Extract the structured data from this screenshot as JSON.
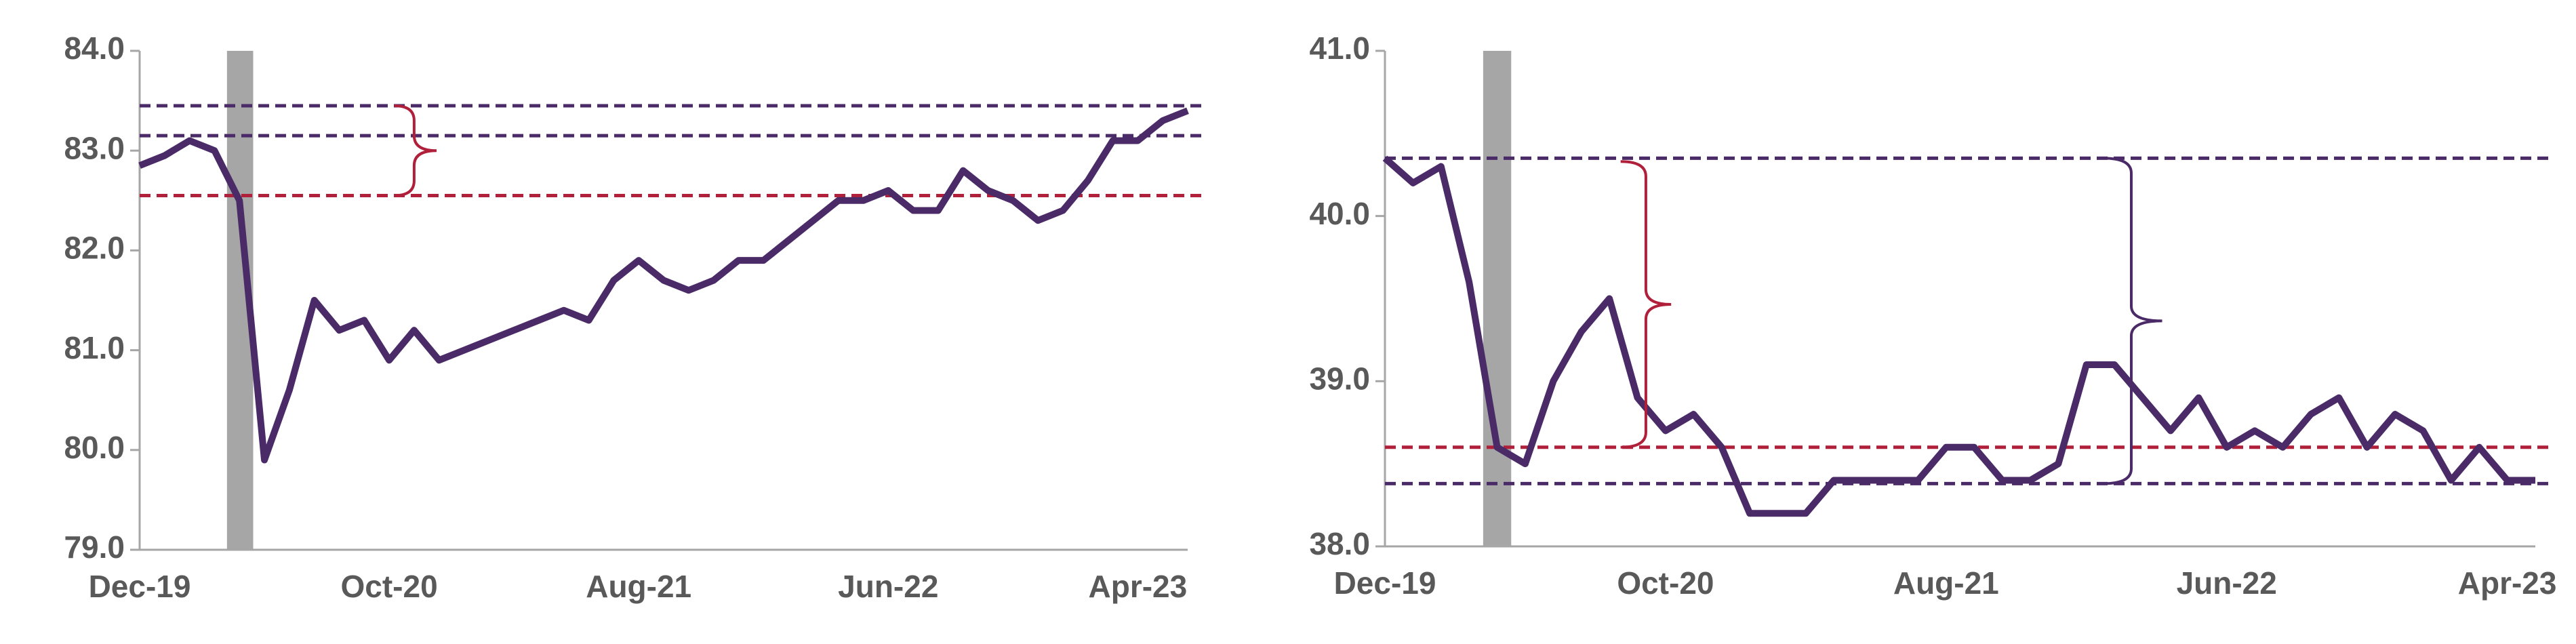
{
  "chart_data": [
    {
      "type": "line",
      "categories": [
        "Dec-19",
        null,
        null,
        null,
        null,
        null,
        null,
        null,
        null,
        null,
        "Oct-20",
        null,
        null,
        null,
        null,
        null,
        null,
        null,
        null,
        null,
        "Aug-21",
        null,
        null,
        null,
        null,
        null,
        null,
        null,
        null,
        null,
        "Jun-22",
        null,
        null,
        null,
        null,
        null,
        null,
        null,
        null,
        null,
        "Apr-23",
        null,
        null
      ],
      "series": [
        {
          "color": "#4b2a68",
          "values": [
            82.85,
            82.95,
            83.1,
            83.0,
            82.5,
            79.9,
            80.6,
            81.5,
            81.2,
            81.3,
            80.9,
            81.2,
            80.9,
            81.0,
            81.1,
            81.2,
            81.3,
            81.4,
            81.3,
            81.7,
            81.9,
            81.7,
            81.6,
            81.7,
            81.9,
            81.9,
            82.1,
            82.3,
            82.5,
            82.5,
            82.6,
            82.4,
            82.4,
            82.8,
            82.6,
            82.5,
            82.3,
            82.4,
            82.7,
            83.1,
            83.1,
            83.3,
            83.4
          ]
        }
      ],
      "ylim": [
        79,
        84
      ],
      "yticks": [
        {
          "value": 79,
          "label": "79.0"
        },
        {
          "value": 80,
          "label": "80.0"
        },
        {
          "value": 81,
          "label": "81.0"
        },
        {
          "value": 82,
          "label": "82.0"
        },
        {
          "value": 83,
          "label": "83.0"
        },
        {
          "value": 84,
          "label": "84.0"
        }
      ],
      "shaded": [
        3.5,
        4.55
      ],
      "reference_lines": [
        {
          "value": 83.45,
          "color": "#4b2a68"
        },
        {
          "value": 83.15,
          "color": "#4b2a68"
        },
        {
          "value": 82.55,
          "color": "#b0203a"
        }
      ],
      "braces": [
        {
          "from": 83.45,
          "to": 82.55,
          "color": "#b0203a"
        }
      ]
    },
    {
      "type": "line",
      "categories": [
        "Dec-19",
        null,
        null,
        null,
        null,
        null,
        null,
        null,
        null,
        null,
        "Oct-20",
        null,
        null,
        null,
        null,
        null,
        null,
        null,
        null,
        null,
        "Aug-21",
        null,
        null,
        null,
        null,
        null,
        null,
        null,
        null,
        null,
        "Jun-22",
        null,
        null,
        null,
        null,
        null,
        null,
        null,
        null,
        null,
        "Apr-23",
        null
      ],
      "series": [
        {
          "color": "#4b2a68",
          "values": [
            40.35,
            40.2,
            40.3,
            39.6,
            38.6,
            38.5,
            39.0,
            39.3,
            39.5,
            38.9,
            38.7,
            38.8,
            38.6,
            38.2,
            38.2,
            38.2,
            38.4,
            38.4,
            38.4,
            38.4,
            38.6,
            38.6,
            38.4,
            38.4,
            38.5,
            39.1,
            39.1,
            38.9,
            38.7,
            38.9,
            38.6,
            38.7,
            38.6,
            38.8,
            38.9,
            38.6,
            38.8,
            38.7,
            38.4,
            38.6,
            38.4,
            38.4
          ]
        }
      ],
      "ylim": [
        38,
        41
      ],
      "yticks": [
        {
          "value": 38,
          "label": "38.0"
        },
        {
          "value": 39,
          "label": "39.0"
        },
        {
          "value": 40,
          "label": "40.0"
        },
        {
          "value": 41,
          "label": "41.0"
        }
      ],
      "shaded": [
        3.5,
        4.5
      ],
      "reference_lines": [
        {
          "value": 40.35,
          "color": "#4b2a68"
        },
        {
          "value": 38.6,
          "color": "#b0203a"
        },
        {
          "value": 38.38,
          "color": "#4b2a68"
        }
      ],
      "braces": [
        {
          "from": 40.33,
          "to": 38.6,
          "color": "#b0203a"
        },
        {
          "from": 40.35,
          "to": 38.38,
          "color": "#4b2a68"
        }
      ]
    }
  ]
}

########################################

__Exercise instructions__:
Copy out every line of the material above exactly, skipping the pictures.

__Solution below__:
Extract the structured data from this screenshot as JSON.
{
  "chart_data": [
    {
      "type": "line",
      "categories": [
        "Dec-19",
        null,
        null,
        null,
        null,
        null,
        null,
        null,
        null,
        null,
        "Oct-20",
        null,
        null,
        null,
        null,
        null,
        null,
        null,
        null,
        null,
        "Aug-21",
        null,
        null,
        null,
        null,
        null,
        null,
        null,
        null,
        null,
        "Jun-22",
        null,
        null,
        null,
        null,
        null,
        null,
        null,
        null,
        null,
        "Apr-23",
        null,
        null
      ],
      "series": [
        {
          "color": "#4b2a68",
          "values": [
            82.85,
            82.95,
            83.1,
            83.0,
            82.5,
            79.9,
            80.6,
            81.5,
            81.2,
            81.3,
            80.9,
            81.2,
            80.9,
            81.0,
            81.1,
            81.2,
            81.3,
            81.4,
            81.3,
            81.7,
            81.9,
            81.7,
            81.6,
            81.7,
            81.9,
            81.9,
            82.1,
            82.3,
            82.5,
            82.5,
            82.6,
            82.4,
            82.4,
            82.8,
            82.6,
            82.5,
            82.3,
            82.4,
            82.7,
            83.1,
            83.1,
            83.3,
            83.4
          ]
        }
      ],
      "ylim": [
        79,
        84
      ],
      "yticks": [
        {
          "value": 79,
          "label": "79.0"
        },
        {
          "value": 80,
          "label": "80.0"
        },
        {
          "value": 81,
          "label": "81.0"
        },
        {
          "value": 82,
          "label": "82.0"
        },
        {
          "value": 83,
          "label": "83.0"
        },
        {
          "value": 84,
          "label": "84.0"
        }
      ],
      "shaded": [
        3.5,
        4.55
      ],
      "reference_lines": [
        {
          "value": 83.45,
          "color": "#4b2a68"
        },
        {
          "value": 83.15,
          "color": "#4b2a68"
        },
        {
          "value": 82.55,
          "color": "#b0203a"
        }
      ],
      "braces": [
        {
          "from": 83.45,
          "to": 82.55,
          "color": "#b0203a"
        }
      ]
    },
    {
      "type": "line",
      "categories": [
        "Dec-19",
        null,
        null,
        null,
        null,
        null,
        null,
        null,
        null,
        null,
        "Oct-20",
        null,
        null,
        null,
        null,
        null,
        null,
        null,
        null,
        null,
        "Aug-21",
        null,
        null,
        null,
        null,
        null,
        null,
        null,
        null,
        null,
        "Jun-22",
        null,
        null,
        null,
        null,
        null,
        null,
        null,
        null,
        null,
        "Apr-23",
        null
      ],
      "series": [
        {
          "color": "#4b2a68",
          "values": [
            40.35,
            40.2,
            40.3,
            39.6,
            38.6,
            38.5,
            39.0,
            39.3,
            39.5,
            38.9,
            38.7,
            38.8,
            38.6,
            38.2,
            38.2,
            38.2,
            38.4,
            38.4,
            38.4,
            38.4,
            38.6,
            38.6,
            38.4,
            38.4,
            38.5,
            39.1,
            39.1,
            38.9,
            38.7,
            38.9,
            38.6,
            38.7,
            38.6,
            38.8,
            38.9,
            38.6,
            38.8,
            38.7,
            38.4,
            38.6,
            38.4,
            38.4
          ]
        }
      ],
      "ylim": [
        38,
        41
      ],
      "yticks": [
        {
          "value": 38,
          "label": "38.0"
        },
        {
          "value": 39,
          "label": "39.0"
        },
        {
          "value": 40,
          "label": "40.0"
        },
        {
          "value": 41,
          "label": "41.0"
        }
      ],
      "shaded": [
        3.5,
        4.5
      ],
      "reference_lines": [
        {
          "value": 40.35,
          "color": "#4b2a68"
        },
        {
          "value": 38.6,
          "color": "#b0203a"
        },
        {
          "value": 38.38,
          "color": "#4b2a68"
        }
      ],
      "braces": [
        {
          "from": 40.33,
          "to": 38.6,
          "color": "#b0203a"
        },
        {
          "from": 40.35,
          "to": 38.38,
          "color": "#4b2a68"
        }
      ]
    }
  ]
}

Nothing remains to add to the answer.